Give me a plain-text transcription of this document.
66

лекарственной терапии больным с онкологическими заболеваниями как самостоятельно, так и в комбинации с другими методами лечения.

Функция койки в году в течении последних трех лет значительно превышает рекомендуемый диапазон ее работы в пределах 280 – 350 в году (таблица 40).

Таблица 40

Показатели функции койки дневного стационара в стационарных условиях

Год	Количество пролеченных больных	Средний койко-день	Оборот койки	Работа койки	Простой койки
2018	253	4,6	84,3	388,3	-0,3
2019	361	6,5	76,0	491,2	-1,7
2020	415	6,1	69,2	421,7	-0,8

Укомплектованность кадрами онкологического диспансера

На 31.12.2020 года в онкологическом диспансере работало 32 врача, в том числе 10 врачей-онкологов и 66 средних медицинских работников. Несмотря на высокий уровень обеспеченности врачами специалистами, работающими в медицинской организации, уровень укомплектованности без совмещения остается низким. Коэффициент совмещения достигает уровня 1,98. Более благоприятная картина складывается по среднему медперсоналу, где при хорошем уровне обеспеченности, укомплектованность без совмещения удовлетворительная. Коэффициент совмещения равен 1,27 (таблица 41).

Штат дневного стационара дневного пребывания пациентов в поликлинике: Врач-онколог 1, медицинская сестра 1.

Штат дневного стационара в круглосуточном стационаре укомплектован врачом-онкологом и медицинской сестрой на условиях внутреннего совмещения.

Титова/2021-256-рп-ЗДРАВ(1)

→ Problem to work on: Please quote every record above exactly as it appears.

→ Response to the exercise:
Give me a plain-text transcription of this document.
66

лекарственной терапии больным с онкологическими заболеваниями как самостоятельно, так и в комбинации с другими методами лечения.

Функция койки в году в течении последних трех лет значительно превышает рекомендуемый диапазон ее работы в пределах 280 – 350 в году (таблица 40).

Таблица 40

Показатели функции койки дневного стационара в стационарных условиях

Год	Количество пролеченных больных	Средний койко-день	Оборот койки	Работа койки	Простой койки
2018	253	4,6	84,3	388,3	-0,3
2019	361	6,5	76,0	491,2	-1,7
2020	415	6,1	69,2	421,7	-0,8

Укомплектованность кадрами онкологического диспансера

На 31.12.2020 года в онкологическом диспансере работало 32 врача, в том числе 10 врачей-онкологов и 66 средних медицинских работников. Несмотря на высокий уровень обеспеченности врачами специалистами, работающими в медицинской организации, уровень укомплектованности без совмещения остается низким. Коэффициент совмещения достигает уровня 1,98. Более благоприятная картина складывается по среднему медперсоналу, где при хорошем уровне обеспеченности, укомплектованность без совмещения удовлетворительная. Коэффициент совмещения равен 1,27 (таблица 41).

Штат дневного стационара дневного пребывания пациентов в поликлинике: Врач-онколог 1, медицинская сестра 1.

Штат дневного стационара в круглосуточном стационаре укомплектован врачом-онкологом и медицинской сестрой на условиях внутреннего совмещения.

Титова/2021-256-рп-ЗДРАВ(1)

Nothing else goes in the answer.